## RAW RECORDS
——

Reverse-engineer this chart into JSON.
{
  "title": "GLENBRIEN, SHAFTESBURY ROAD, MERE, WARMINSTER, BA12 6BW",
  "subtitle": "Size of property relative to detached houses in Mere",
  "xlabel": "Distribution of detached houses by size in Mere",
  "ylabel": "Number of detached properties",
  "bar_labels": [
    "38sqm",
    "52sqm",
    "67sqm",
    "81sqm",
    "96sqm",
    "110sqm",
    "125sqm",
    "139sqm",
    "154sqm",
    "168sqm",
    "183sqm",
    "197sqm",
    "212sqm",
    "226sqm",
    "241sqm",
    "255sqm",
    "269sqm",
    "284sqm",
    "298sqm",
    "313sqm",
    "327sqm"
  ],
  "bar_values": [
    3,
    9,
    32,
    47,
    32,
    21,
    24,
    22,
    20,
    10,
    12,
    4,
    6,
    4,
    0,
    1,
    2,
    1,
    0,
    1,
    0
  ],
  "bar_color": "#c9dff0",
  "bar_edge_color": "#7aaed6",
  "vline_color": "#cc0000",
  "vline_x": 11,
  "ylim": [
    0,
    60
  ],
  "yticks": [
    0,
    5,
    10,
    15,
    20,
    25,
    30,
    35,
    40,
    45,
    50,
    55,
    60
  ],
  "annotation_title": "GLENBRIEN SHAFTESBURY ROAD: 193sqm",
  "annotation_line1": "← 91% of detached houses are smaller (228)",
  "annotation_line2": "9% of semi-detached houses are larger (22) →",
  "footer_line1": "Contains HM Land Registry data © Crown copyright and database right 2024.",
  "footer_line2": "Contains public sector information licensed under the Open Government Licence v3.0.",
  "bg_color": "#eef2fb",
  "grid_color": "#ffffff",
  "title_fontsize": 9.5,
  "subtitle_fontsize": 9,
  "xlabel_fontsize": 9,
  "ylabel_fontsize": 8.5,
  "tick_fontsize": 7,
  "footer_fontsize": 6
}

——

## YOUR INSTRUCTIONS
Extract the whole listing, character for character.

## RESPONSE TO THIS TASK
Reverse-engineer this chart into JSON.
{
  "title": "GLENBRIEN, SHAFTESBURY ROAD, MERE, WARMINSTER, BA12 6BW",
  "subtitle": "Size of property relative to detached houses in Mere",
  "xlabel": "Distribution of detached houses by size in Mere",
  "ylabel": "Number of detached properties",
  "bar_labels": [
    "38sqm",
    "52sqm",
    "67sqm",
    "81sqm",
    "96sqm",
    "110sqm",
    "125sqm",
    "139sqm",
    "154sqm",
    "168sqm",
    "183sqm",
    "197sqm",
    "212sqm",
    "226sqm",
    "241sqm",
    "255sqm",
    "269sqm",
    "284sqm",
    "298sqm",
    "313sqm",
    "327sqm"
  ],
  "bar_values": [
    3,
    9,
    32,
    47,
    32,
    21,
    24,
    22,
    20,
    10,
    12,
    4,
    6,
    4,
    0,
    1,
    2,
    1,
    0,
    1,
    0
  ],
  "bar_color": "#c9dff0",
  "bar_edge_color": "#7aaed6",
  "vline_color": "#cc0000",
  "vline_x": 11,
  "ylim": [
    0,
    60
  ],
  "yticks": [
    0,
    5,
    10,
    15,
    20,
    25,
    30,
    35,
    40,
    45,
    50,
    55,
    60
  ],
  "annotation_title": "GLENBRIEN SHAFTESBURY ROAD: 193sqm",
  "annotation_line1": "← 91% of detached houses are smaller (228)",
  "annotation_line2": "9% of semi-detached houses are larger (22) →",
  "footer_line1": "Contains HM Land Registry data © Crown copyright and database right 2024.",
  "footer_line2": "Contains public sector information licensed under the Open Government Licence v3.0.",
  "bg_color": "#eef2fb",
  "grid_color": "#ffffff",
  "title_fontsize": 9.5,
  "subtitle_fontsize": 9,
  "xlabel_fontsize": 9,
  "ylabel_fontsize": 8.5,
  "tick_fontsize": 7,
  "footer_fontsize": 6
}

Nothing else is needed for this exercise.